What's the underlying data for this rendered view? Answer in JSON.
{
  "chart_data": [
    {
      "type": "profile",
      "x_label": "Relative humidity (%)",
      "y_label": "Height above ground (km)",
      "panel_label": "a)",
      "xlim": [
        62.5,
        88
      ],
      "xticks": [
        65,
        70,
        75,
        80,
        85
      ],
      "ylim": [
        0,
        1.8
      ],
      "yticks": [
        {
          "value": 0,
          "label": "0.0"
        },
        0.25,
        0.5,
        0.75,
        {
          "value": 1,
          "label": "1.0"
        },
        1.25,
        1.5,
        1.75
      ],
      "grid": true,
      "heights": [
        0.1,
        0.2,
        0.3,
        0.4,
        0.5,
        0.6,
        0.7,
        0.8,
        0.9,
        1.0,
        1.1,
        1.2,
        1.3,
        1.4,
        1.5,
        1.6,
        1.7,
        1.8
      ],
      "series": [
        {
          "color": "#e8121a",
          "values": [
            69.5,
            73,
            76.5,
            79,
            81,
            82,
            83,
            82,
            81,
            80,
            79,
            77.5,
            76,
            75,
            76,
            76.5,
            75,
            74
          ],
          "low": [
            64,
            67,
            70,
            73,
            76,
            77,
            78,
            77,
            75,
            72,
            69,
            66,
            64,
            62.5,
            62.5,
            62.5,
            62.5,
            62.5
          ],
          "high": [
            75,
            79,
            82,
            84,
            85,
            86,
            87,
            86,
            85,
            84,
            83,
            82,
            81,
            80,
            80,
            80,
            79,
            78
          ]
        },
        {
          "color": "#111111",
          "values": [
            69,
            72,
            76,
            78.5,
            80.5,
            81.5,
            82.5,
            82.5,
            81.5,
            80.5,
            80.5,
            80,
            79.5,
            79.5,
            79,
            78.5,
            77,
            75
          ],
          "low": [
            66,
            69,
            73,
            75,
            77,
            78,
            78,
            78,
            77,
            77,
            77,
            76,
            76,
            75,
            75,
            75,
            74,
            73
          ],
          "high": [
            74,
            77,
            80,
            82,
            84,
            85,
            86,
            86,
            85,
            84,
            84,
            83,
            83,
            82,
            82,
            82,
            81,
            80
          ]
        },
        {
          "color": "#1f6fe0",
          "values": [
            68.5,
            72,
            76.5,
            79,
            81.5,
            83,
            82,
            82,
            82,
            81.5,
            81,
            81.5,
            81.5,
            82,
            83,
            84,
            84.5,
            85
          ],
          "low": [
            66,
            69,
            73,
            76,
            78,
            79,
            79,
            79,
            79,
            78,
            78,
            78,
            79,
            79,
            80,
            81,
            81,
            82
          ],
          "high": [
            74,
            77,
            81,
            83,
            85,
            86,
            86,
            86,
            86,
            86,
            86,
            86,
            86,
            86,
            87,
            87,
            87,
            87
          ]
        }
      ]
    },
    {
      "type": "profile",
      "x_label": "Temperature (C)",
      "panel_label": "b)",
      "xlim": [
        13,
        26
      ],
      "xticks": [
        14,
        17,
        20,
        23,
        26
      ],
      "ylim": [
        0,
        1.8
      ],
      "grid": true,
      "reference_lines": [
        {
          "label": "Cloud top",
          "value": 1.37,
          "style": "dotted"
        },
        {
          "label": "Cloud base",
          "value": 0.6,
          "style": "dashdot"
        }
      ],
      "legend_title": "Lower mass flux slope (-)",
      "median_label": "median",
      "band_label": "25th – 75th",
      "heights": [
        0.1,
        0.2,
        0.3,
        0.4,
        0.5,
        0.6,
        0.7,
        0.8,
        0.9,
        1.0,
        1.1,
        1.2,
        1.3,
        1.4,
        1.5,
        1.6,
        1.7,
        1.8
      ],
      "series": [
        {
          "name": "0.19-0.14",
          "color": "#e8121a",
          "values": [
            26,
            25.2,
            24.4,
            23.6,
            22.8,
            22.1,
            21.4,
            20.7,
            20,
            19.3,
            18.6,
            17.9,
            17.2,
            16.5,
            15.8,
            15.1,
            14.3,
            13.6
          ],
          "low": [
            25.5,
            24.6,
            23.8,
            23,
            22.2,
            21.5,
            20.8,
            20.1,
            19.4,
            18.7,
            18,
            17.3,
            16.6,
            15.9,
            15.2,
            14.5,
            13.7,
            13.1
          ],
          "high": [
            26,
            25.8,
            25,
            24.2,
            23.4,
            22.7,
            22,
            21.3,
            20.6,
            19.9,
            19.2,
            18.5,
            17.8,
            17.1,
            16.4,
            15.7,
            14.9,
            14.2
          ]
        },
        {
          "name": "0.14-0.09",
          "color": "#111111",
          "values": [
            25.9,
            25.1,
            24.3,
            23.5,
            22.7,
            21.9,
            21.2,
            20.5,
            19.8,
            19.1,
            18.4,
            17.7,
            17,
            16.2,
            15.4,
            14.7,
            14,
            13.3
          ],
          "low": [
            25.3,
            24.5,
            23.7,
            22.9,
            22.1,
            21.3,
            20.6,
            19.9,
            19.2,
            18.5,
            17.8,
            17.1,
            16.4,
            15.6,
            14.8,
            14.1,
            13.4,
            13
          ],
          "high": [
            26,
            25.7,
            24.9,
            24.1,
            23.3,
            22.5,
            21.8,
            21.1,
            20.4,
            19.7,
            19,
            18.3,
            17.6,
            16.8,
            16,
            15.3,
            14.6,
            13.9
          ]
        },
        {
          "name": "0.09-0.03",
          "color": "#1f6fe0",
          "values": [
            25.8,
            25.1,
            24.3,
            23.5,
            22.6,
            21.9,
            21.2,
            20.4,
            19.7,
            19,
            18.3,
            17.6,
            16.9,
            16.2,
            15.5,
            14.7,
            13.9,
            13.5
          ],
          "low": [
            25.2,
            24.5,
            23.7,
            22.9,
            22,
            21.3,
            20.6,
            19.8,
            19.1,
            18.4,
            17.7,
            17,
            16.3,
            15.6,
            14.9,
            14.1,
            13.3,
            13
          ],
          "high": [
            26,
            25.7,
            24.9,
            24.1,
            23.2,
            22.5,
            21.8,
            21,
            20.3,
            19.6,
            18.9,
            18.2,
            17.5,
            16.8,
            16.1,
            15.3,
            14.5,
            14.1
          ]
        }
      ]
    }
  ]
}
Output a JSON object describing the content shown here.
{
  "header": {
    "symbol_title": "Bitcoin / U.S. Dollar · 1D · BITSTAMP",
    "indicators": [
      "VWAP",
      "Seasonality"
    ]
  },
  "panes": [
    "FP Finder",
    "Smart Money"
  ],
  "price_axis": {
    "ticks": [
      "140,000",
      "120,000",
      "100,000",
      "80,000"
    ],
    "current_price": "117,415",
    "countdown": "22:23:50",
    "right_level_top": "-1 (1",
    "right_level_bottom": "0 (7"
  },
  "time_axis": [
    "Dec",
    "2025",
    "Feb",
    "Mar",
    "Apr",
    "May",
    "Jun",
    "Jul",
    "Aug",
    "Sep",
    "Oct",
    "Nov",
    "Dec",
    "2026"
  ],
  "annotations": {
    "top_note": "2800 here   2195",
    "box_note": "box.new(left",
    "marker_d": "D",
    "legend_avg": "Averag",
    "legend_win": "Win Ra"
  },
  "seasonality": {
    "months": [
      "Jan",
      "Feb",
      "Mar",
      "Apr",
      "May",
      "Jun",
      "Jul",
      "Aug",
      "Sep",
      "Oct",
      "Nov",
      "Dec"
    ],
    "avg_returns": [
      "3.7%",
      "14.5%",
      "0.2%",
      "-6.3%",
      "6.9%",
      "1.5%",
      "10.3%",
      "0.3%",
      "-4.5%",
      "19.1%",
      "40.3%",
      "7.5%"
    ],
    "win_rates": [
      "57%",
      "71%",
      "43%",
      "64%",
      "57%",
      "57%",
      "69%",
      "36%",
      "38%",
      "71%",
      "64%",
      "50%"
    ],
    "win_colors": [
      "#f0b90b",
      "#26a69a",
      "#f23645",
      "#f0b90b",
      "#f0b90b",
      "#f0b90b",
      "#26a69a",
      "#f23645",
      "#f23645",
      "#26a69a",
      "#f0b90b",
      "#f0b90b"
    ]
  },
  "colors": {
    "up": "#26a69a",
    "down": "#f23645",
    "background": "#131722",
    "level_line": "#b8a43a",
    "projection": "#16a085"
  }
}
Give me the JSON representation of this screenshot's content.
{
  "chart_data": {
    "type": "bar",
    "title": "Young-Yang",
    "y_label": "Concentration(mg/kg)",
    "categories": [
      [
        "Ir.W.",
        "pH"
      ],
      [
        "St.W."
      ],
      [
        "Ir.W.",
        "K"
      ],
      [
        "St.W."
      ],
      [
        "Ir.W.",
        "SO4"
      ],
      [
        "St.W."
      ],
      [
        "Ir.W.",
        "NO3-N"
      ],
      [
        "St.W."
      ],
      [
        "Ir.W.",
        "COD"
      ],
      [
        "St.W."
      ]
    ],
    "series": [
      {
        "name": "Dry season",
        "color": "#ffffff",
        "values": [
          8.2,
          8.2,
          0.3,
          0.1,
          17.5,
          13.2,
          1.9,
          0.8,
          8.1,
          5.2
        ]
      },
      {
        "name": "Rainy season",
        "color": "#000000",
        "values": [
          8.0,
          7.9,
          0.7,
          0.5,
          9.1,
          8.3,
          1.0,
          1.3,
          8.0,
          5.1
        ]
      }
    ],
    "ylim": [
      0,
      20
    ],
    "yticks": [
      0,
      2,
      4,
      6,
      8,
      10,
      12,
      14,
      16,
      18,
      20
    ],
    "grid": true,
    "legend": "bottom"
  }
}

+-------+

**WRITTEN PROBLEM:** Copy out every line of the listing that contains the string "here".

**THE REPLY:**
Output a JSON object describing the content shown here.
    "top_note": "2800 here   2195",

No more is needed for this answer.